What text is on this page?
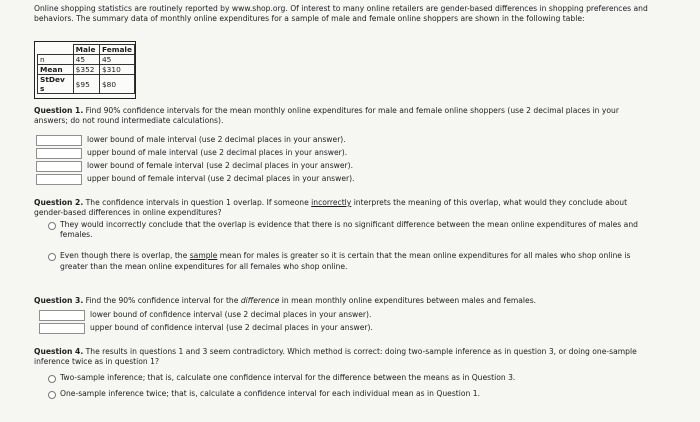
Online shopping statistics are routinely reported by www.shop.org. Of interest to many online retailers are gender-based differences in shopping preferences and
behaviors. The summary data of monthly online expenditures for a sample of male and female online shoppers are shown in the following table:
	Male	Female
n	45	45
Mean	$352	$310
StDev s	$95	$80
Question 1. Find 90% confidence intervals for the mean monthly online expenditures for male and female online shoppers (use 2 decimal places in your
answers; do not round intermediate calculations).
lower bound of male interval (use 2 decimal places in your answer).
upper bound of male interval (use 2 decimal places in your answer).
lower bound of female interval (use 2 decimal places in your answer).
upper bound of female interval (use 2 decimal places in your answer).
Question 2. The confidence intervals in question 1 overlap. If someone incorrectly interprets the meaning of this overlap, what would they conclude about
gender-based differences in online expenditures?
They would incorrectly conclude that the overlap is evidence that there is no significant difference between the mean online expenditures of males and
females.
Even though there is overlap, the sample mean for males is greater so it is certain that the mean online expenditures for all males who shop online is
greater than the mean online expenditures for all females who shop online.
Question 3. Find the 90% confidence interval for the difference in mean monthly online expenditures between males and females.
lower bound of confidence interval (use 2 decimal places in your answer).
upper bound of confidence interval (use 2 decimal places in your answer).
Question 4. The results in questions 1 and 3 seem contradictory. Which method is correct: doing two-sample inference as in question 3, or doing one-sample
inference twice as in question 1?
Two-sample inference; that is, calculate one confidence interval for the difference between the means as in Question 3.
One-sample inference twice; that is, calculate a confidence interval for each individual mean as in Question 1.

....................

▸ WHAT IS REQUIRED: Output all of the records exactly as they appear above, but not the pictures.

▸ REPLY TO THE TASK:
What text is on this page?
Online shopping statistics are routinely reported by www.shop.org. Of interest to many online retailers are gender-based differences in shopping preferences and
behaviors. The summary data of monthly online expenditures for a sample of male and female online shoppers are shown in the following table:
	Male	Female
n	45	45
Mean	$352	$310
StDev s	$95	$80
Question 1. Find 90% confidence intervals for the mean monthly online expenditures for male and female online shoppers (use 2 decimal places in your
answers; do not round intermediate calculations).
lower bound of male interval (use 2 decimal places in your answer).
upper bound of male interval (use 2 decimal places in your answer).
lower bound of female interval (use 2 decimal places in your answer).
upper bound of female interval (use 2 decimal places in your answer).
Question 2. The confidence intervals in question 1 overlap. If someone incorrectly interprets the meaning of this overlap, what would they conclude about
gender-based differences in online expenditures?
They would incorrectly conclude that the overlap is evidence that there is no significant difference between the mean online expenditures of males and
females.
Even though there is overlap, the sample mean for males is greater so it is certain that the mean online expenditures for all males who shop online is
greater than the mean online expenditures for all females who shop online.
Question 3. Find the 90% confidence interval for the difference in mean monthly online expenditures between males and females.
lower bound of confidence interval (use 2 decimal places in your answer).
upper bound of confidence interval (use 2 decimal places in your answer).
Question 4. The results in questions 1 and 3 seem contradictory. Which method is correct: doing two-sample inference as in question 3, or doing one-sample
inference twice as in question 1?
Two-sample inference; that is, calculate one confidence interval for the difference between the means as in Question 3.
One-sample inference twice; that is, calculate a confidence interval for each individual mean as in Question 1.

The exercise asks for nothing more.